Written problem: Repeat each line word for word.

Provided material:
──────
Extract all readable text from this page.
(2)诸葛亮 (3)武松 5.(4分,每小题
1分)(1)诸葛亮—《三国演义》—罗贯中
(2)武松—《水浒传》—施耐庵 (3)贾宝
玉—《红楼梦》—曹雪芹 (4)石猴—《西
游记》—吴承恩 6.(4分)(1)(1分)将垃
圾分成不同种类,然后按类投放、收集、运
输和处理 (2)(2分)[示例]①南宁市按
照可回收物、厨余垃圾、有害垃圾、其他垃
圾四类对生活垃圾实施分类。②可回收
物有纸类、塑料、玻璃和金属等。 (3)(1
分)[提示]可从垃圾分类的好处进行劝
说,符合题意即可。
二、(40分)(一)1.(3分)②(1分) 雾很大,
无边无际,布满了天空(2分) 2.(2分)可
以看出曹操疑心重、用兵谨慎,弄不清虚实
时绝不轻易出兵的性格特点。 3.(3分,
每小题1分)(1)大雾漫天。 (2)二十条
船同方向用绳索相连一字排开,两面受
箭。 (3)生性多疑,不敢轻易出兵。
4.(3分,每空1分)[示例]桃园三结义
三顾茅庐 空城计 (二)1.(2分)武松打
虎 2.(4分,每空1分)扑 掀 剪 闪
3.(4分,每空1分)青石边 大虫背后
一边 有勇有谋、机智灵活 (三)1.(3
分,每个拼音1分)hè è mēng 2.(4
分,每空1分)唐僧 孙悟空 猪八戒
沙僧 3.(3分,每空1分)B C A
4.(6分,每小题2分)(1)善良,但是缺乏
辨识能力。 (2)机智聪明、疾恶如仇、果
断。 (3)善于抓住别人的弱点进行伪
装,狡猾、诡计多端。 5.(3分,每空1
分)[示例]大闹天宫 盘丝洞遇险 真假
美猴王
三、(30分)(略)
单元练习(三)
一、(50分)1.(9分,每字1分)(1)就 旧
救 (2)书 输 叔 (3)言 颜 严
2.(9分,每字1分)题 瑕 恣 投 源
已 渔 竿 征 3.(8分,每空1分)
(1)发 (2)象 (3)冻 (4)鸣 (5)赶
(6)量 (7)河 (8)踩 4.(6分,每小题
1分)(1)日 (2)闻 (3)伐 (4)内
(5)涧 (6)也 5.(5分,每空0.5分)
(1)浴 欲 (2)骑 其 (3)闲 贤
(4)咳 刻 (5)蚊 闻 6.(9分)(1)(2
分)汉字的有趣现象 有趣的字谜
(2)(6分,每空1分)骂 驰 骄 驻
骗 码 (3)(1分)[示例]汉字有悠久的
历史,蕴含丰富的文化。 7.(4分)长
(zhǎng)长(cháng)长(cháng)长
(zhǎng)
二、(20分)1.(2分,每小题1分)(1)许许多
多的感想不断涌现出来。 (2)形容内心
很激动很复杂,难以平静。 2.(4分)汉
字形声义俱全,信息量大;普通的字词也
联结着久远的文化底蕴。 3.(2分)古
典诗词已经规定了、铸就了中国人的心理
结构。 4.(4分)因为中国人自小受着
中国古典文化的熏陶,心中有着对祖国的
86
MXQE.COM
──────
Response below:
Extract all readable text from this page.
(2)诸葛亮 (3)武松 5.(4分,每小题
1分)(1)诸葛亮—《三国演义》—罗贯中
(2)武松—《水浒传》—施耐庵 (3)贾宝
玉—《红楼梦》—曹雪芹 (4)石猴—《西
游记》—吴承恩 6.(4分)(1)(1分)将垃
圾分成不同种类,然后按类投放、收集、运
输和处理 (2)(2分)[示例]①南宁市按
照可回收物、厨余垃圾、有害垃圾、其他垃
圾四类对生活垃圾实施分类。②可回收
物有纸类、塑料、玻璃和金属等。 (3)(1
分)[提示]可从垃圾分类的好处进行劝
说,符合题意即可。
二、(40分)(一)1.(3分)②(1分) 雾很大,
无边无际,布满了天空(2分) 2.(2分)可
以看出曹操疑心重、用兵谨慎,弄不清虚实
时绝不轻易出兵的性格特点。 3.(3分,
每小题1分)(1)大雾漫天。 (2)二十条
船同方向用绳索相连一字排开,两面受
箭。 (3)生性多疑,不敢轻易出兵。
4.(3分,每空1分)[示例]桃园三结义
三顾茅庐 空城计 (二)1.(2分)武松打
虎 2.(4分,每空1分)扑 掀 剪 闪
3.(4分,每空1分)青石边 大虫背后
一边 有勇有谋、机智灵活 (三)1.(3
分,每个拼音1分)hè è mēng 2.(4
分,每空1分)唐僧 孙悟空 猪八戒
沙僧 3.(3分,每空1分)B C A
4.(6分,每小题2分)(1)善良,但是缺乏
辨识能力。 (2)机智聪明、疾恶如仇、果
断。 (3)善于抓住别人的弱点进行伪
装,狡猾、诡计多端。 5.(3分,每空1
分)[示例]大闹天宫 盘丝洞遇险 真假
美猴王
三、(30分)(略)
单元练习(三)
一、(50分)1.(9分,每字1分)(1)就 旧
救 (2)书 输 叔 (3)言 颜 严
2.(9分,每字1分)题 瑕 恣 投 源
已 渔 竿 征 3.(8分,每空1分)
(1)发 (2)象 (3)冻 (4)鸣 (5)赶
(6)量 (7)河 (8)踩 4.(6分,每小题
1分)(1)日 (2)闻 (3)伐 (4)内
(5)涧 (6)也 5.(5分,每空0.5分)
(1)浴 欲 (2)骑 其 (3)闲 贤
(4)咳 刻 (5)蚊 闻 6.(9分)(1)(2
分)汉字的有趣现象 有趣的字谜
(2)(6分,每空1分)骂 驰 骄 驻
骗 码 (3)(1分)[示例]汉字有悠久的
历史,蕴含丰富的文化。 7.(4分)长
(zhǎng)长(cháng)长(cháng)长
(zhǎng)
二、(20分)1.(2分,每小题1分)(1)许许多
多的感想不断涌现出来。 (2)形容内心
很激动很复杂,难以平静。 2.(4分)汉
字形声义俱全,信息量大;普通的字词也
联结着久远的文化底蕴。 3.(2分)古
典诗词已经规定了、铸就了中国人的心理
结构。 4.(4分)因为中国人自小受着
中国古典文化的熏陶,心中有着对祖国的
86
MXQE.COM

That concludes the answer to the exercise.